(Task) Search the records below for the word "kuli". Pull out each line that has it.

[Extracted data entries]

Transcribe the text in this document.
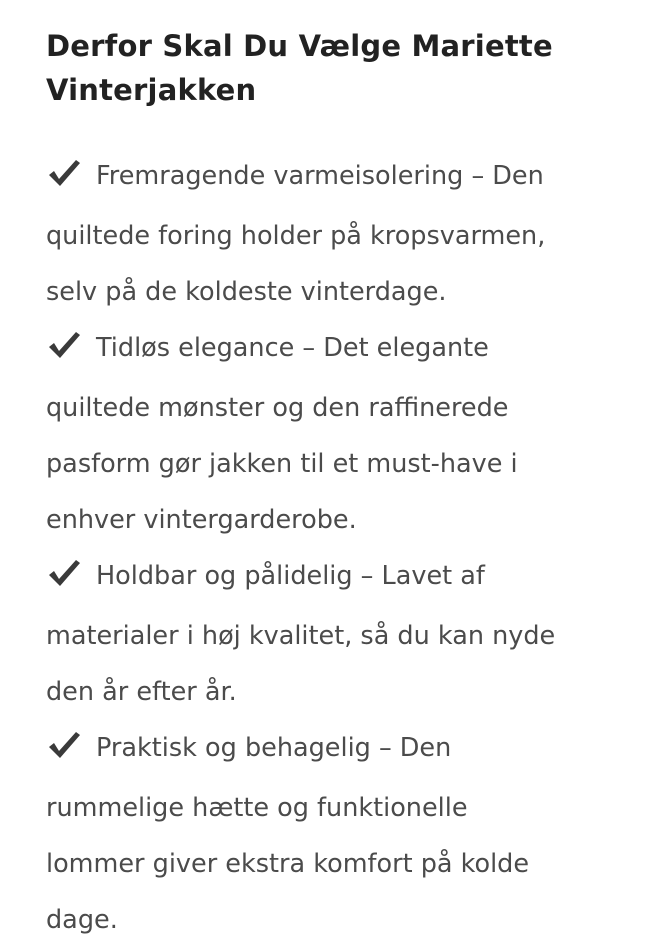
Derfor Skal Du Vælge Mariette
Vinterjakken
Fremragende varmeisolering – Den
quiltede foring holder på kropsvarmen,
selv på de koldeste vinterdage.
Tidløs elegance – Det elegante
quiltede mønster og den raffinerede
pasform gør jakken til et must-have i
enhver vintergarderobe.
Holdbar og pålidelig – Lavet af
materialer i høj kvalitet, så du kan nyde
den år efter år.
Praktisk og behagelig – Den
rummelige hætte og funktionelle
lommer giver ekstra komfort på kolde
dage.
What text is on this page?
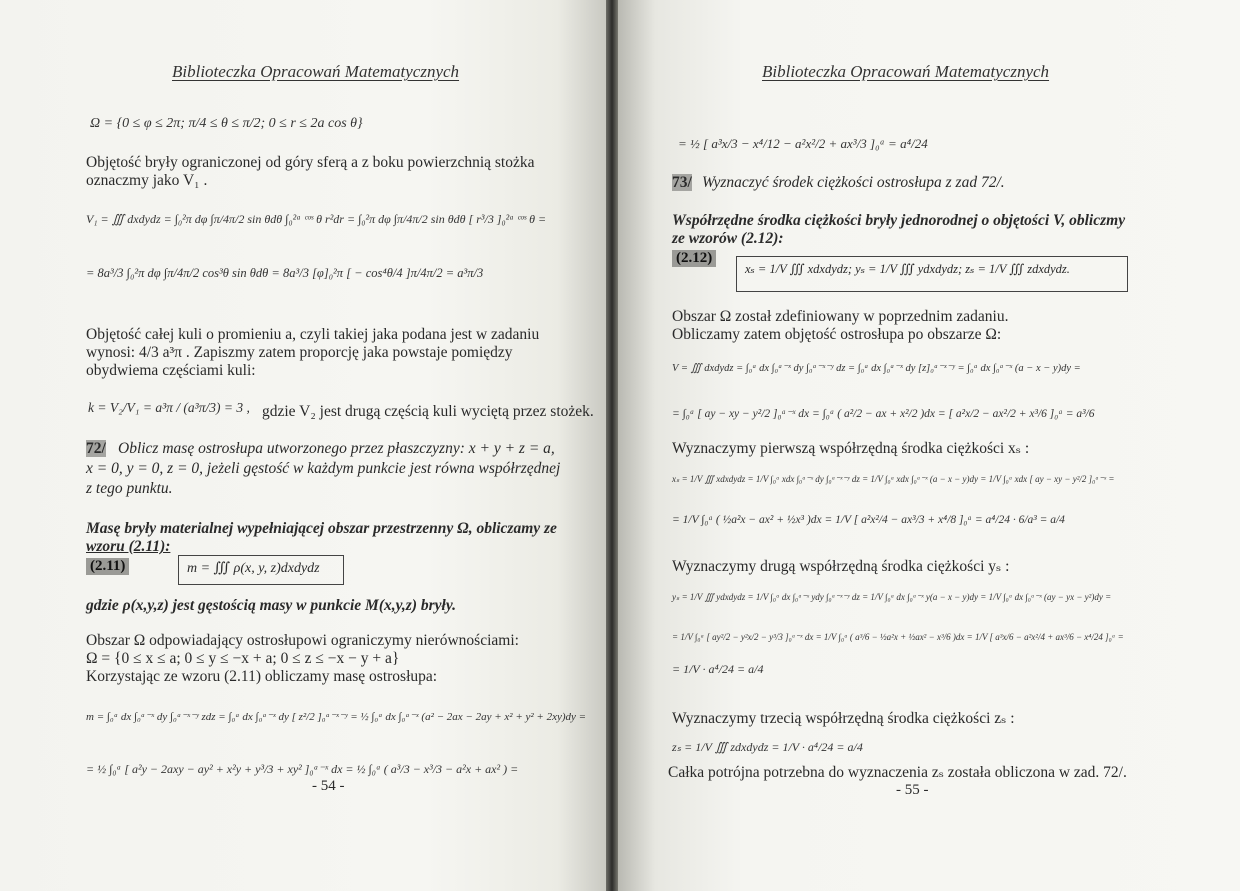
Biblioteczka Opracowań Matematycznych
Ω = {0 ≤ φ ≤ 2π; π/4 ≤ θ ≤ π/2; 0 ≤ r ≤ 2a cos θ}
Objętość bryły ograniczonej od góry sferą a z boku powierzchnią stożka
oznaczmy jako V₁ .
V₁ = ∭ dxdydz = ∫₀²π dφ ∫π/4π/2 sin θdθ ∫₀²ᵃ ᶜᵒˢ θ r²dr = ∫₀²π dφ ∫π/4π/2 sin θdθ [ r³/3 ]₀²ᵃ ᶜᵒˢ θ =
= 8a³/3 ∫₀²π dφ ∫π/4π/2 cos³θ sin θdθ = 8a³/3 [φ]₀²π [ − cos⁴θ/4 ]π/4π/2 = a³π/3
Objętość całej kuli o promieniu a, czyli takiej jaka podana jest w zadaniu
wynosi: 4/3 a³π . Zapiszmy zatem proporcję jaka powstaje pomiędzy
obydwiema częściami kuli:
k = V₂/V₁ = a³π / (a³π/3) = 3 , gdzie V₂ jest drugą częścią kuli wyciętą przez stożek.
72/ Oblicz masę ostrosłupa utworzonego przez płaszczyzny: x + y + z = a,
x = 0, y = 0, z = 0, jeżeli gęstość w każdym punkcie jest równa współrzędnej
z tego punktu.
Masę bryły materialnej wypełniającej obszar przestrzenny Ω, obliczamy ze
wzoru (2.11):
(2.11)	m = ∭ ρ(x, y, z)dxdydz
gdzie ρ(x,y,z) jest gęstością masy w punkcie M(x,y,z) bryły.
Obszar Ω odpowiadający ostrosłupowi ograniczymy nierównościami:
Ω = {0 ≤ x ≤ a; 0 ≤ y ≤ −x + a; 0 ≤ z ≤ −x − y + a}
Korzystając ze wzoru (2.11) obliczamy masę ostrosłupa:
m = ∫₀ᵃ dx ∫₀ᵃ⁻ˣ dy ∫₀ᵃ⁻ˣ⁻ʸ zdz = ∫₀ᵃ dx ∫₀ᵃ⁻ˣ dy [ z²/2 ]₀ᵃ⁻ˣ⁻ʸ = ½ ∫₀ᵃ dx ∫₀ᵃ⁻ˣ (a² − 2ax − 2ay + x² + y² + 2xy)dy =
= ½ ∫₀ᵃ [ a²y − 2axy − ay² + x²y + y³/3 + xy² ]₀ᵃ⁻ˣ dx = ½ ∫₀ᵃ ( a³/3 − x³/3 − a²x + ax² ) =
- 54 -
Biblioteczka Opracowań Matematycznych
= ½ [ a³x/3 − x⁴/12 − a²x²/2 + ax³/3 ]₀ᵃ = a⁴/24
73/ Wyznaczyć środek ciężkości ostrosłupa z zad 72/.
Współrzędne środka ciężkości bryły jednorodnej o objętości V, obliczmy
ze wzorów (2.12):
(2.12)
xₛ = 1/V ∭ xdxdydz; yₛ = 1/V ∭ ydxdydz; zₛ = 1/V ∭ zdxdydz.
Obszar Ω został zdefiniowany w poprzednim zadaniu.
Obliczamy zatem objętość ostrosłupa po obszarze Ω:
V = ∭ dxdydz = ∫₀ᵃ dx ∫₀ᵃ⁻ˣ dy ∫₀ᵃ⁻ˣ⁻ʸ dz = ∫₀ᵃ dx ∫₀ᵃ⁻ˣ dy [z]₀ᵃ⁻ˣ⁻ʸ = ∫₀ᵃ dx ∫₀ᵃ⁻ˣ (a − x − y)dy =
= ∫₀ᵃ [ ay − xy − y²/2 ]₀ᵃ⁻ˣ dx = ∫₀ᵃ ( a²/2 − ax + x²/2 )dx = [ a²x/2 − ax²/2 + x³/6 ]₀ᵃ = a³/6
Wyznaczymy pierwszą współrzędną środka ciężkości xₛ :
xₛ = 1/V ∭ xdxdydz = 1/V ∫₀ᵃ xdx ∫₀ᵃ⁻ˣ dy ∫₀ᵃ⁻ˣ⁻ʸ dz = 1/V ∫₀ᵃ xdx ∫₀ᵃ⁻ˣ (a − x − y)dy = 1/V ∫₀ᵃ xdx [ ay − xy − y²/2 ]₀ᵃ⁻ˣ =
= 1/V ∫₀ᵃ ( ½a²x − ax² + ½x³ )dx = 1/V [ a²x²/4 − ax³/3 + x⁴/8 ]₀ᵃ = a⁴/24 · 6/a³ = a/4
Wyznaczymy drugą współrzędną środka ciężkości yₛ :
yₛ = 1/V ∭ ydxdydz = 1/V ∫₀ᵃ dx ∫₀ᵃ⁻ˣ ydy ∫₀ᵃ⁻ˣ⁻ʸ dz = 1/V ∫₀ᵃ dx ∫₀ᵃ⁻ˣ y(a − x − y)dy = 1/V ∫₀ᵃ dx ∫₀ᵃ⁻ˣ (ay − yx − y²)dy =
= 1/V ∫₀ᵃ [ ay²/2 − y²x/2 − y³/3 ]₀ᵃ⁻ˣ dx = 1/V ∫₀ᵃ ( a³/6 − ½a²x + ½ax² − x³/6 )dx = 1/V [ a³x/6 − a²x²/4 + ax³/6 − x⁴/24 ]₀ᵃ =
= 1/V · a⁴/24 = a/4
Wyznaczymy trzecią współrzędną środka ciężkości zₛ :
zₛ = 1/V ∭ zdxdydz = 1/V · a⁴/24 = a/4
Całka potrójna potrzebna do wyznaczenia zₛ została obliczona w zad. 72/.
- 55 -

(Task response)
Objętość całej kuli o promieniu a, czyli takiej jaka podana jest w zadaniu
obydwiema częściami kuli:
k = V₂/V₁ = a³π / (a³π/3) = 3 , gdzie V₂ jest drugą częścią kuli wyciętą przez stożek.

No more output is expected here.